Which lines have the string "name"? Copy all of them from the entries below.

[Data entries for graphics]
+ + +

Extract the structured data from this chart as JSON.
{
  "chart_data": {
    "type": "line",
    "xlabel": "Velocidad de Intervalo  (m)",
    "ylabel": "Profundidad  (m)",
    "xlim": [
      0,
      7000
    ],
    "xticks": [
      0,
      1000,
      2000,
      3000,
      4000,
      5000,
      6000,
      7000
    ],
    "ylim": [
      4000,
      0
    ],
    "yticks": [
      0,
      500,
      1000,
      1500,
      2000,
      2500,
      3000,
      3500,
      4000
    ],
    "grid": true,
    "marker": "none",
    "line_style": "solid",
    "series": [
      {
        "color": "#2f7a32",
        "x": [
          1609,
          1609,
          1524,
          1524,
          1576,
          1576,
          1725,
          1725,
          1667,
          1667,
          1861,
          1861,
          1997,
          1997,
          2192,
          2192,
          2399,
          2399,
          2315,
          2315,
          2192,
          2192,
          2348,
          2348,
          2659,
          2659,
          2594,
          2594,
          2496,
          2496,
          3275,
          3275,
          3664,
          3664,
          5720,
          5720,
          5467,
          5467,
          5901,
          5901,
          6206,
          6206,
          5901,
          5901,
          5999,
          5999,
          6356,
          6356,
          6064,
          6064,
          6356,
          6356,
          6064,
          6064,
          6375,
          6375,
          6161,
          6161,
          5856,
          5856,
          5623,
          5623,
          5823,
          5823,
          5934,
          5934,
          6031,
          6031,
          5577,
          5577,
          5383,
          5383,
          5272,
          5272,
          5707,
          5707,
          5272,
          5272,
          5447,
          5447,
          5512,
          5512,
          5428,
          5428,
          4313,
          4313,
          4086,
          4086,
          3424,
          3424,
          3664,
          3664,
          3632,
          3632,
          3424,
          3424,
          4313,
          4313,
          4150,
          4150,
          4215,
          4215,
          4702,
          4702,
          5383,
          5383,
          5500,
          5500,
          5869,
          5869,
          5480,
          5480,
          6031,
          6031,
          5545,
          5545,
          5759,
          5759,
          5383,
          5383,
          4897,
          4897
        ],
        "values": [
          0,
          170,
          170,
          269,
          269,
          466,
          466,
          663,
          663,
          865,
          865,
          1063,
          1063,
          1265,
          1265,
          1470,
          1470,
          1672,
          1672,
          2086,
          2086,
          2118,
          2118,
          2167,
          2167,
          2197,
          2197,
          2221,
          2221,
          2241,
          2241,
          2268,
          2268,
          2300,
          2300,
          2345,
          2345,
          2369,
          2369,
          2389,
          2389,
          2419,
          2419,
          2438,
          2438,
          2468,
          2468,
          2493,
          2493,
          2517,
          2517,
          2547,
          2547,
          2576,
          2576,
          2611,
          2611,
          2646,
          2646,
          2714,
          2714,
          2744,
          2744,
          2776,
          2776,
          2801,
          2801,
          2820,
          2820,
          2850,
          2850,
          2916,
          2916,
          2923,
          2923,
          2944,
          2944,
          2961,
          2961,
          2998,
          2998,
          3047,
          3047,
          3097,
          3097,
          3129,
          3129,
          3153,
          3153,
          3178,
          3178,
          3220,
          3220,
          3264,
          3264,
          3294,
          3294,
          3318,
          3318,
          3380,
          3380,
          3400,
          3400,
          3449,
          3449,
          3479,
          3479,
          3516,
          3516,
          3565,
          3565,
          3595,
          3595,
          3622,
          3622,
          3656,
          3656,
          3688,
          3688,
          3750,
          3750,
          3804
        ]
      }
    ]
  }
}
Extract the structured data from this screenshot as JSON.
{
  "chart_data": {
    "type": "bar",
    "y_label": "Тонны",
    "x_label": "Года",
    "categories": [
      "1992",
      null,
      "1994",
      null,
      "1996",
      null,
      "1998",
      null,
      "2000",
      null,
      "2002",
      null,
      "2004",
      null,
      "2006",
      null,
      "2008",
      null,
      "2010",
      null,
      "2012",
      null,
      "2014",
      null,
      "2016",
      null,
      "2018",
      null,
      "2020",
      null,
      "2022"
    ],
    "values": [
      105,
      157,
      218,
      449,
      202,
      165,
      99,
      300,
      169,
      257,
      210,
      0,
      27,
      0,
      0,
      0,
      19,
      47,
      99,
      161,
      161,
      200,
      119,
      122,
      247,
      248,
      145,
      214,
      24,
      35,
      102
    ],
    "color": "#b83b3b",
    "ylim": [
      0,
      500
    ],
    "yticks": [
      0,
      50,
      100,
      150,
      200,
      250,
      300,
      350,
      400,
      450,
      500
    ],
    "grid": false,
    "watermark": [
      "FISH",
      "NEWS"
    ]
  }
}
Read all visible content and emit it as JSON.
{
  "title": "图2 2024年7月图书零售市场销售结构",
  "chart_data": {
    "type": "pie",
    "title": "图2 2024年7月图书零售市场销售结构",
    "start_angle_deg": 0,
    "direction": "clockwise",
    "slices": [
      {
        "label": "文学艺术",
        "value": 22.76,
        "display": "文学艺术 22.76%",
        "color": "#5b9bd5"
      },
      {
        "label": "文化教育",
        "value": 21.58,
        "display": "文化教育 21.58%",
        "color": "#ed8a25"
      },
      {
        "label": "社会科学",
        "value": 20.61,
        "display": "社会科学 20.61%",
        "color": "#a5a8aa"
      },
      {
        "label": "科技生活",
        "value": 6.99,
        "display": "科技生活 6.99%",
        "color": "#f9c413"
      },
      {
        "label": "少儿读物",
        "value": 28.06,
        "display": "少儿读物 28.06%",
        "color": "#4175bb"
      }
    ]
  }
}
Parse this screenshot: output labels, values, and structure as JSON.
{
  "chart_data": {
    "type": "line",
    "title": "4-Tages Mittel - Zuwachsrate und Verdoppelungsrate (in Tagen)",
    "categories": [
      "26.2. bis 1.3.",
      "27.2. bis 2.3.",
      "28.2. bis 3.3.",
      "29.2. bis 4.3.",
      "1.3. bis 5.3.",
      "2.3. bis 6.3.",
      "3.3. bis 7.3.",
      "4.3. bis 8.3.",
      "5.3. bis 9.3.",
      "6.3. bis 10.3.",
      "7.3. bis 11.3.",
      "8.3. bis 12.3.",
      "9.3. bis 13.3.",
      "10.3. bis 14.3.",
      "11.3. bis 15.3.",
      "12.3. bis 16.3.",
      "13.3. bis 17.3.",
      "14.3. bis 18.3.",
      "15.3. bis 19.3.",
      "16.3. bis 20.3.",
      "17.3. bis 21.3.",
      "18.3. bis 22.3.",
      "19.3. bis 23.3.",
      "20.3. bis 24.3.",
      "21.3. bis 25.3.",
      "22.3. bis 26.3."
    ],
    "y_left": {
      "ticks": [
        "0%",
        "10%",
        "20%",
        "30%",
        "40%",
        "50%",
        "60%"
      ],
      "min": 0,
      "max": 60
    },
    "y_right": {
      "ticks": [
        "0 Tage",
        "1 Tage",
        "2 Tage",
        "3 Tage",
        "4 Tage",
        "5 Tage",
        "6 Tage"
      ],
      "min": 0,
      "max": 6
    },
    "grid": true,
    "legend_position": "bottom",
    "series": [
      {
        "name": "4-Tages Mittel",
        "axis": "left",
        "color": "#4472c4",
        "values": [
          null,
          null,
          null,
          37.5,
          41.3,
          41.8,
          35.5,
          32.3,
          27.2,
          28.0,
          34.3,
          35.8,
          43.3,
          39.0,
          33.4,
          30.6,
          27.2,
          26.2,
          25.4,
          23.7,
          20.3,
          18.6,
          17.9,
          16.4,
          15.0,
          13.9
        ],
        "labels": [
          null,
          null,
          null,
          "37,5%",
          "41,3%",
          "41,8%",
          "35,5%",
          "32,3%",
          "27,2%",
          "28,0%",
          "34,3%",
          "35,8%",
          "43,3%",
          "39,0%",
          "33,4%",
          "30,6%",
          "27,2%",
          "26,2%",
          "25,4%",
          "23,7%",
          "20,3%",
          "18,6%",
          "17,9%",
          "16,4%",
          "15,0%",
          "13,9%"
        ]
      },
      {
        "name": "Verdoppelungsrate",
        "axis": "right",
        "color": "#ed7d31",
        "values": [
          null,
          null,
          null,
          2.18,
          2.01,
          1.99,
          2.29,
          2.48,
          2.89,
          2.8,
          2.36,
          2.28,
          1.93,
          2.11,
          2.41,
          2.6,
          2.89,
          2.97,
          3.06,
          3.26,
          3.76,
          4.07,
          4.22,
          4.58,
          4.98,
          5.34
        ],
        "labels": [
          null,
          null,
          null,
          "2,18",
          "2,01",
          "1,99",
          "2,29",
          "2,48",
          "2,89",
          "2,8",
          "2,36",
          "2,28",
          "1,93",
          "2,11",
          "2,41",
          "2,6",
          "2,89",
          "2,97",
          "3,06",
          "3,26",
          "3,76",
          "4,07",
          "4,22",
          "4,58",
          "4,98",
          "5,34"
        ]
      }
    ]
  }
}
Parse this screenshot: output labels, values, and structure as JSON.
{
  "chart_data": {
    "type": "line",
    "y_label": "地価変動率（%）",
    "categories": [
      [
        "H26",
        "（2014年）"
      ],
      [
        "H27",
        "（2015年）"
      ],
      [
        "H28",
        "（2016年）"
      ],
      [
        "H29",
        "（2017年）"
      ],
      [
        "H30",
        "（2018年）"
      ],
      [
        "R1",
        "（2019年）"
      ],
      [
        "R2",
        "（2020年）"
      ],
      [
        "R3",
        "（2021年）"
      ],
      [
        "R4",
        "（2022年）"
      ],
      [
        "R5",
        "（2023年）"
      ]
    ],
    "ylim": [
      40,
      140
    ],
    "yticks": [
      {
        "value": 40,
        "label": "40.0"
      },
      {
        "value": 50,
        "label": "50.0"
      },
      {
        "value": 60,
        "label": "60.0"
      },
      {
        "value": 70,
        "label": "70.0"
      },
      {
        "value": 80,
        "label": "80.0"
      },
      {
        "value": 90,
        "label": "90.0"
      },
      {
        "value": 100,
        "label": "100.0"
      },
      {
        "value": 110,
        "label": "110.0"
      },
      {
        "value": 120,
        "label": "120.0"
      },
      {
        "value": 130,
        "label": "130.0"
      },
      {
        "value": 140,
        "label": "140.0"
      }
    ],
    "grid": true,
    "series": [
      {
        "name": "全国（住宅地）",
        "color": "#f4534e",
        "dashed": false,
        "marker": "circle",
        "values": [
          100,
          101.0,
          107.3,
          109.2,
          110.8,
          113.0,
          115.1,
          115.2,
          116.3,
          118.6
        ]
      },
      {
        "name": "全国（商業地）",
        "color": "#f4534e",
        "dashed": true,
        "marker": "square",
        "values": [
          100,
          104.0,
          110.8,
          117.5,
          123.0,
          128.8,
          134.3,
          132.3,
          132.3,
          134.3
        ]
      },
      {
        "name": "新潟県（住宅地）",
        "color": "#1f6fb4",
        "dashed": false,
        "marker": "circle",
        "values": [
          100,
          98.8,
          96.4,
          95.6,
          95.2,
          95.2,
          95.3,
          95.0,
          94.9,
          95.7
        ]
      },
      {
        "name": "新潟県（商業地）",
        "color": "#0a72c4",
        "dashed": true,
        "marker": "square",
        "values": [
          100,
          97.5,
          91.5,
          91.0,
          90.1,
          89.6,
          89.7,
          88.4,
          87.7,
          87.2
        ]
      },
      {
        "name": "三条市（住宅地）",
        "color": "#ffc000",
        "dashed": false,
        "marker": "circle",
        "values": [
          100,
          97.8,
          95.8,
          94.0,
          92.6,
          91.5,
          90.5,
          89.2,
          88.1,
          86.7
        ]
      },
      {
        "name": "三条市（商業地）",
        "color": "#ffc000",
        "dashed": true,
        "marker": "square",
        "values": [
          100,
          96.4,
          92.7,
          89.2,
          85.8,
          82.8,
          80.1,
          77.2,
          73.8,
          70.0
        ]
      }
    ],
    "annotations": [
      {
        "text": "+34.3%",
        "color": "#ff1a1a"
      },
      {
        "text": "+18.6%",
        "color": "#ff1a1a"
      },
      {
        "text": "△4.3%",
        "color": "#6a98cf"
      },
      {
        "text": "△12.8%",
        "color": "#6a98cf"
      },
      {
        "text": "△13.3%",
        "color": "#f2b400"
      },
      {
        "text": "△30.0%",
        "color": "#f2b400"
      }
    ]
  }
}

+ + +

→ THE COMPLETED TASK:
        "name": "4-Tages Mittel",
        "name": "Verdoppelungsrate",
        "name": "全国（住宅地）",
        "name": "全国（商業地）",
        "name": "新潟県（住宅地）",
        "name": "新潟県（商業地）",
        "name": "三条市（住宅地）",
        "name": "三条市（商業地）",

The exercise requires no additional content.